### Request:
Each line below should be retyped exactly, with no pictures.
↓↓↓
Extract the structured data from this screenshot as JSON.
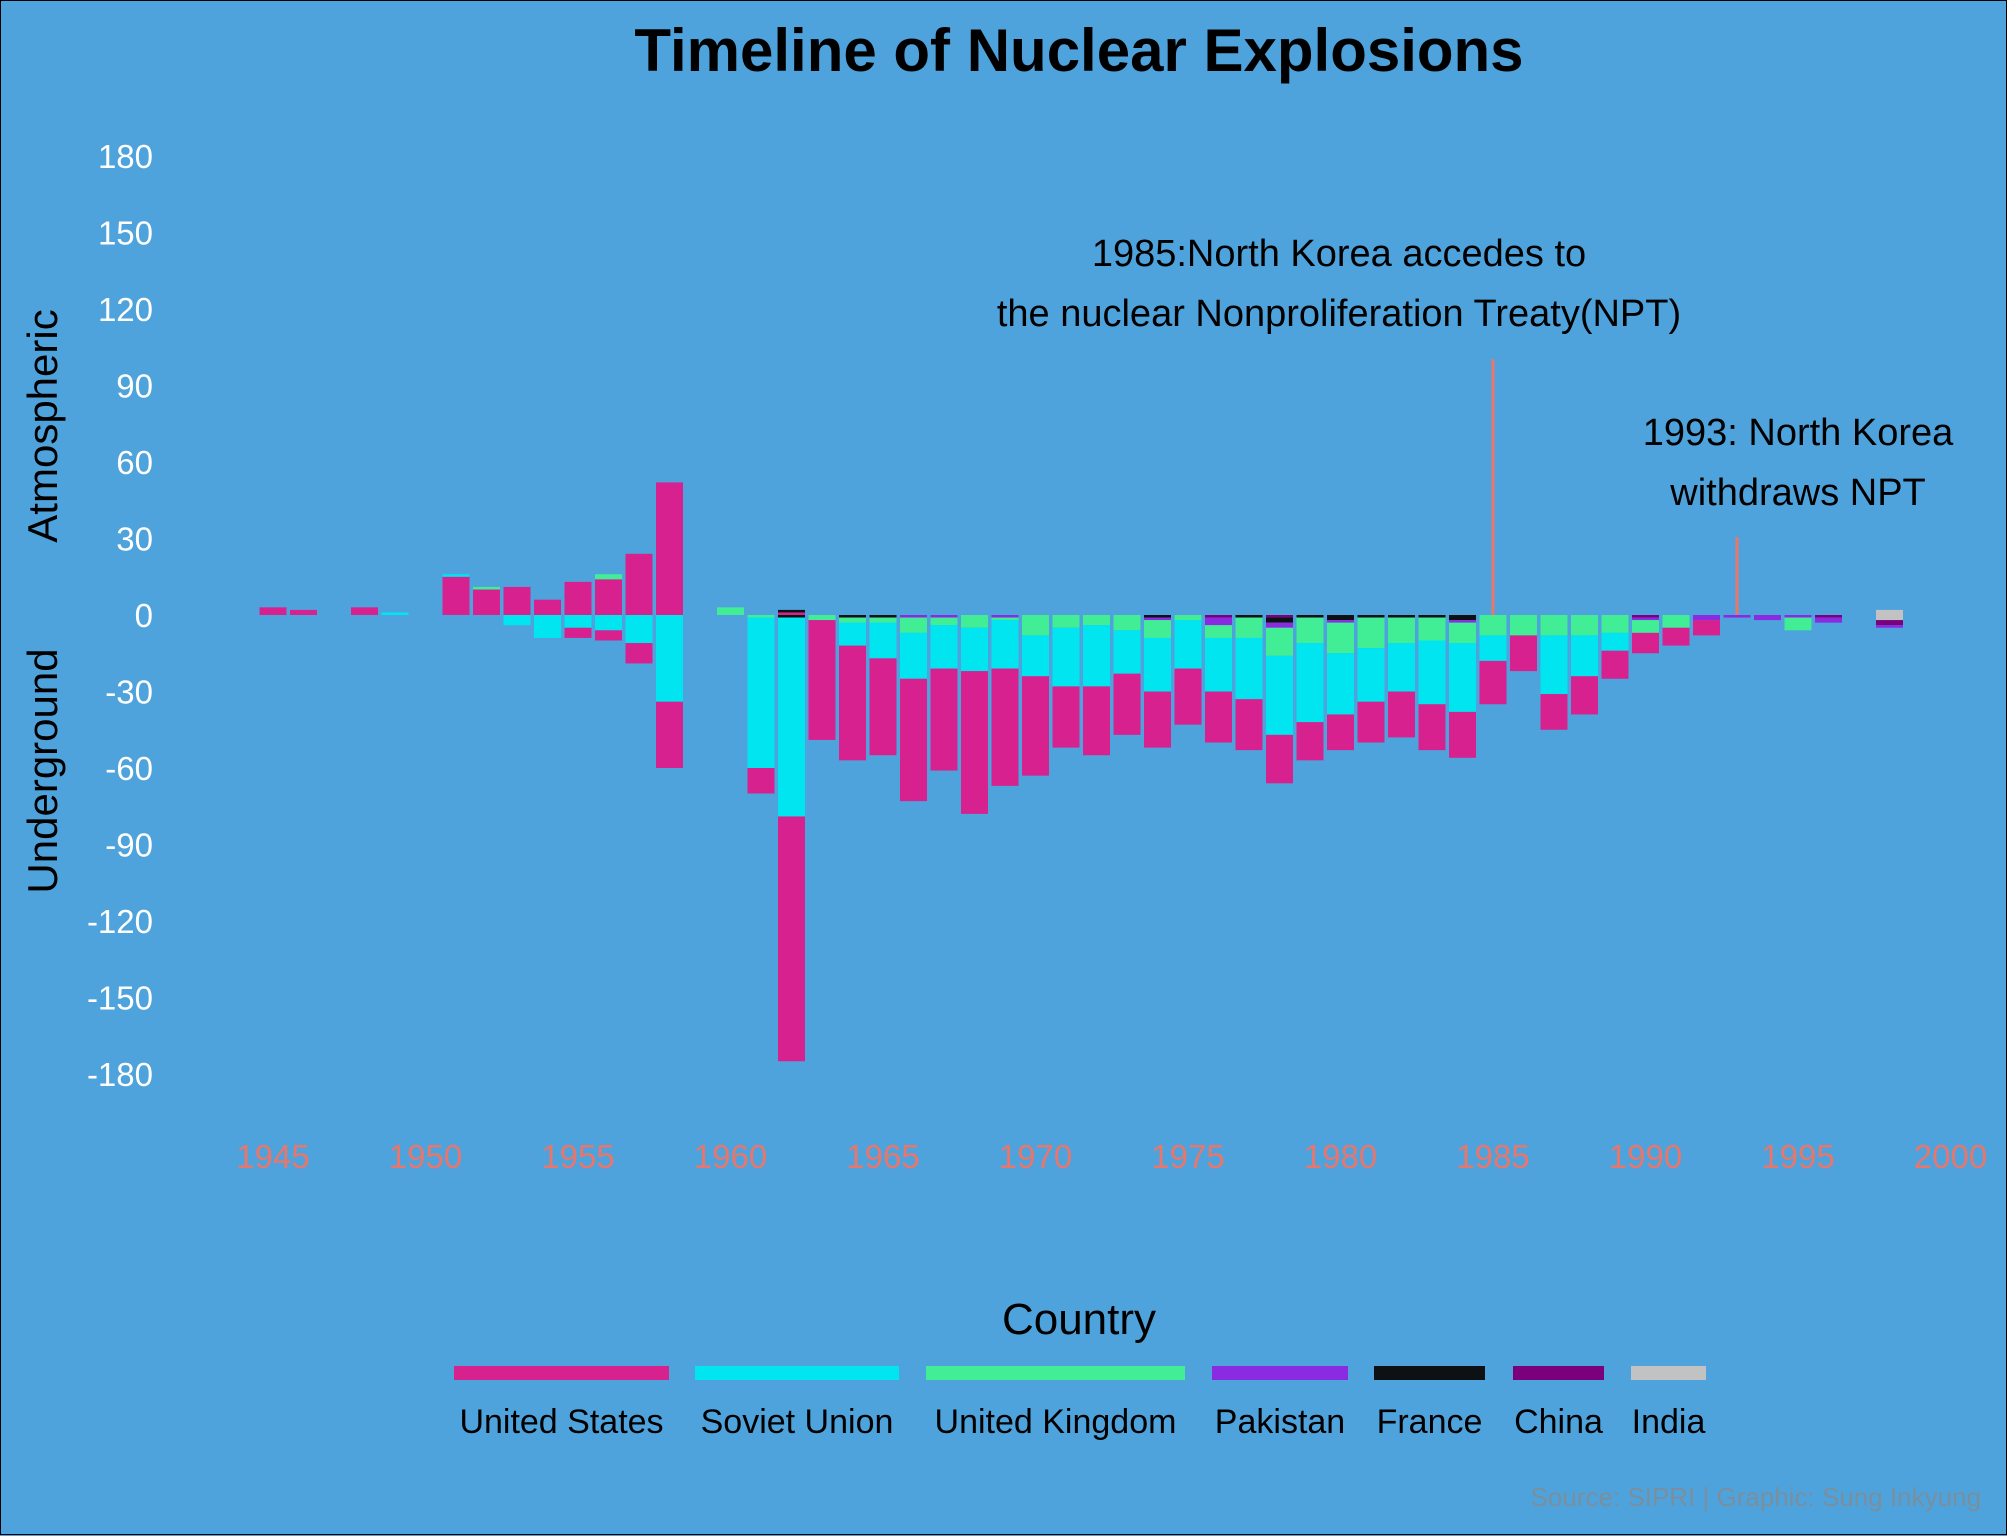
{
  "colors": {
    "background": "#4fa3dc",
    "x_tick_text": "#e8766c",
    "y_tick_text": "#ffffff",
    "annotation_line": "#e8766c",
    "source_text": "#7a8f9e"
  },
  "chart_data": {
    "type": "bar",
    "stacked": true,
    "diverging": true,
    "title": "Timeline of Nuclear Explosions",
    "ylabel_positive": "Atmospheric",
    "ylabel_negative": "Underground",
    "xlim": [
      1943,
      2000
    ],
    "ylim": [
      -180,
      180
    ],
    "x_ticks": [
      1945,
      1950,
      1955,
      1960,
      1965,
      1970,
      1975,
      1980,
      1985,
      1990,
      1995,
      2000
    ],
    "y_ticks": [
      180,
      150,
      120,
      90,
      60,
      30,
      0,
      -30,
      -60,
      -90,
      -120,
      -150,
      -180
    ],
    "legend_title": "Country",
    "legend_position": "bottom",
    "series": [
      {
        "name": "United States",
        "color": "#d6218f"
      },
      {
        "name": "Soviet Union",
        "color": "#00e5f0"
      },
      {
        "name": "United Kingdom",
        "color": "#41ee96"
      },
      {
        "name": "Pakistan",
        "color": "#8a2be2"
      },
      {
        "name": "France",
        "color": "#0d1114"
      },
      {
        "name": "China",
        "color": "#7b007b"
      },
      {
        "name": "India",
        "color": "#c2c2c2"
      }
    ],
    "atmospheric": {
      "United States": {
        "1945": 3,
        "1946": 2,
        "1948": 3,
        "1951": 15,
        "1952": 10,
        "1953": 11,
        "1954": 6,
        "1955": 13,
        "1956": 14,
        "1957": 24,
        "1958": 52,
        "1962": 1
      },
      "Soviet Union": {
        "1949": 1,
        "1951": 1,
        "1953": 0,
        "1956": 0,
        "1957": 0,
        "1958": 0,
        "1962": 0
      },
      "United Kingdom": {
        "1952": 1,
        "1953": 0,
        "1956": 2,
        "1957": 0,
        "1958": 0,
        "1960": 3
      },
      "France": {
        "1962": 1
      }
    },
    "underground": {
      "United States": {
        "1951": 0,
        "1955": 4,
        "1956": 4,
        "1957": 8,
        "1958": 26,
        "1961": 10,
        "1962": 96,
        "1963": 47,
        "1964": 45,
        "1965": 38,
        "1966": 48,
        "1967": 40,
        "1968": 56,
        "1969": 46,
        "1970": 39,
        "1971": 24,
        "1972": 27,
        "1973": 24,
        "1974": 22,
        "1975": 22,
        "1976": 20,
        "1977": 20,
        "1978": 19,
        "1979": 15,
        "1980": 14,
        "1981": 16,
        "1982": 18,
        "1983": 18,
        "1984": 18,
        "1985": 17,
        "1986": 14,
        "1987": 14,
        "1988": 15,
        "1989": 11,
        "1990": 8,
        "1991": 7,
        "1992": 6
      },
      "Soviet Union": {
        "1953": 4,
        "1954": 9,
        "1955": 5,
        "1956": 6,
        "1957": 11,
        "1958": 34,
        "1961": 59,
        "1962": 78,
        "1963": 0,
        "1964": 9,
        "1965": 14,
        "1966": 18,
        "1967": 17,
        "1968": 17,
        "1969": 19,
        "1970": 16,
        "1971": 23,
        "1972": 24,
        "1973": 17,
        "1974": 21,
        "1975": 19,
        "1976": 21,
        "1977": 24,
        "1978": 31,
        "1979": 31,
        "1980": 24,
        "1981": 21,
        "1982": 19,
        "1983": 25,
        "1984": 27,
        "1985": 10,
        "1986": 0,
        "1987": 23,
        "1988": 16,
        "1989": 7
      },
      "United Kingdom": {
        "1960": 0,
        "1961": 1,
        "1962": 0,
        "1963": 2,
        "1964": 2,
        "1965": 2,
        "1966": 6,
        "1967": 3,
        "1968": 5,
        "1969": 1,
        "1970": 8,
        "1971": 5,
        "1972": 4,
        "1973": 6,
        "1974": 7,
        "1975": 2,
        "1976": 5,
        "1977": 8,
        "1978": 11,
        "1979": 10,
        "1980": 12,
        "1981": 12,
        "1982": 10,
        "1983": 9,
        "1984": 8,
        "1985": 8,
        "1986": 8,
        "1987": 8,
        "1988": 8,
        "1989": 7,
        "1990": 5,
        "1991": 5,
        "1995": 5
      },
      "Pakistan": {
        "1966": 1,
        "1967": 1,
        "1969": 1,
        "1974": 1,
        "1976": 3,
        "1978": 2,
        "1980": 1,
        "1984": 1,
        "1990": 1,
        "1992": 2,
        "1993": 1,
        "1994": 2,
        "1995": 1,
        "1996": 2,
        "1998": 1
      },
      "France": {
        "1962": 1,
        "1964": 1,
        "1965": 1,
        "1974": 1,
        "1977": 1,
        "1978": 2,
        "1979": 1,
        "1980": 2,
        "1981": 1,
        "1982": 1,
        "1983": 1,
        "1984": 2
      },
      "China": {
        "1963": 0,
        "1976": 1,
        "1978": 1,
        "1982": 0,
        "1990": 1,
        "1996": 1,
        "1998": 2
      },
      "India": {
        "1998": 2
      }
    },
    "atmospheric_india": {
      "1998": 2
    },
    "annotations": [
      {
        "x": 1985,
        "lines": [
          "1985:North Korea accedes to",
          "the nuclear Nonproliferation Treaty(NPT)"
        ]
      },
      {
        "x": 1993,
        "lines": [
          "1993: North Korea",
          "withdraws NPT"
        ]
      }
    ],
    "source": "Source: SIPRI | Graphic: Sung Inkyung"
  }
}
↑↑↑
### Completed task:
Extract the structured data from this screenshot as JSON.
{
  "colors": {
    "background": "#4fa3dc",
    "x_tick_text": "#e8766c",
    "y_tick_text": "#ffffff",
    "annotation_line": "#e8766c",
    "source_text": "#7a8f9e"
  },
  "chart_data": {
    "type": "bar",
    "stacked": true,
    "diverging": true,
    "title": "Timeline of Nuclear Explosions",
    "ylabel_positive": "Atmospheric",
    "ylabel_negative": "Underground",
    "xlim": [
      1943,
      2000
    ],
    "ylim": [
      -180,
      180
    ],
    "x_ticks": [
      1945,
      1950,
      1955,
      1960,
      1965,
      1970,
      1975,
      1980,
      1985,
      1990,
      1995,
      2000
    ],
    "y_ticks": [
      180,
      150,
      120,
      90,
      60,
      30,
      0,
      -30,
      -60,
      -90,
      -120,
      -150,
      -180
    ],
    "legend_title": "Country",
    "legend_position": "bottom",
    "series": [
      {
        "name": "United States",
        "color": "#d6218f"
      },
      {
        "name": "Soviet Union",
        "color": "#00e5f0"
      },
      {
        "name": "United Kingdom",
        "color": "#41ee96"
      },
      {
        "name": "Pakistan",
        "color": "#8a2be2"
      },
      {
        "name": "France",
        "color": "#0d1114"
      },
      {
        "name": "China",
        "color": "#7b007b"
      },
      {
        "name": "India",
        "color": "#c2c2c2"
      }
    ],
    "atmospheric": {
      "United States": {
        "1945": 3,
        "1946": 2,
        "1948": 3,
        "1951": 15,
        "1952": 10,
        "1953": 11,
        "1954": 6,
        "1955": 13,
        "1956": 14,
        "1957": 24,
        "1958": 52,
        "1962": 1
      },
      "Soviet Union": {
        "1949": 1,
        "1951": 1,
        "1953": 0,
        "1956": 0,
        "1957": 0,
        "1958": 0,
        "1962": 0
      },
      "United Kingdom": {
        "1952": 1,
        "1953": 0,
        "1956": 2,
        "1957": 0,
        "1958": 0,
        "1960": 3
      },
      "France": {
        "1962": 1
      }
    },
    "underground": {
      "United States": {
        "1951": 0,
        "1955": 4,
        "1956": 4,
        "1957": 8,
        "1958": 26,
        "1961": 10,
        "1962": 96,
        "1963": 47,
        "1964": 45,
        "1965": 38,
        "1966": 48,
        "1967": 40,
        "1968": 56,
        "1969": 46,
        "1970": 39,
        "1971": 24,
        "1972": 27,
        "1973": 24,
        "1974": 22,
        "1975": 22,
        "1976": 20,
        "1977": 20,
        "1978": 19,
        "1979": 15,
        "1980": 14,
        "1981": 16,
        "1982": 18,
        "1983": 18,
        "1984": 18,
        "1985": 17,
        "1986": 14,
        "1987": 14,
        "1988": 15,
        "1989": 11,
        "1990": 8,
        "1991": 7,
        "1992": 6
      },
      "Soviet Union": {
        "1953": 4,
        "1954": 9,
        "1955": 5,
        "1956": 6,
        "1957": 11,
        "1958": 34,
        "1961": 59,
        "1962": 78,
        "1963": 0,
        "1964": 9,
        "1965": 14,
        "1966": 18,
        "1967": 17,
        "1968": 17,
        "1969": 19,
        "1970": 16,
        "1971": 23,
        "1972": 24,
        "1973": 17,
        "1974": 21,
        "1975": 19,
        "1976": 21,
        "1977": 24,
        "1978": 31,
        "1979": 31,
        "1980": 24,
        "1981": 21,
        "1982": 19,
        "1983": 25,
        "1984": 27,
        "1985": 10,
        "1986": 0,
        "1987": 23,
        "1988": 16,
        "1989": 7
      },
      "United Kingdom": {
        "1960": 0,
        "1961": 1,
        "1962": 0,
        "1963": 2,
        "1964": 2,
        "1965": 2,
        "1966": 6,
        "1967": 3,
        "1968": 5,
        "1969": 1,
        "1970": 8,
        "1971": 5,
        "1972": 4,
        "1973": 6,
        "1974": 7,
        "1975": 2,
        "1976": 5,
        "1977": 8,
        "1978": 11,
        "1979": 10,
        "1980": 12,
        "1981": 12,
        "1982": 10,
        "1983": 9,
        "1984": 8,
        "1985": 8,
        "1986": 8,
        "1987": 8,
        "1988": 8,
        "1989": 7,
        "1990": 5,
        "1991": 5,
        "1995": 5
      },
      "Pakistan": {
        "1966": 1,
        "1967": 1,
        "1969": 1,
        "1974": 1,
        "1976": 3,
        "1978": 2,
        "1980": 1,
        "1984": 1,
        "1990": 1,
        "1992": 2,
        "1993": 1,
        "1994": 2,
        "1995": 1,
        "1996": 2,
        "1998": 1
      },
      "France": {
        "1962": 1,
        "1964": 1,
        "1965": 1,
        "1974": 1,
        "1977": 1,
        "1978": 2,
        "1979": 1,
        "1980": 2,
        "1981": 1,
        "1982": 1,
        "1983": 1,
        "1984": 2
      },
      "China": {
        "1963": 0,
        "1976": 1,
        "1978": 1,
        "1982": 0,
        "1990": 1,
        "1996": 1,
        "1998": 2
      },
      "India": {
        "1998": 2
      }
    },
    "atmospheric_india": {
      "1998": 2
    },
    "annotations": [
      {
        "x": 1985,
        "lines": [
          "1985:North Korea accedes to",
          "the nuclear Nonproliferation Treaty(NPT)"
        ]
      },
      {
        "x": 1993,
        "lines": [
          "1993: North Korea",
          "withdraws NPT"
        ]
      }
    ],
    "source": "Source: SIPRI | Graphic: Sung Inkyung"
  }
}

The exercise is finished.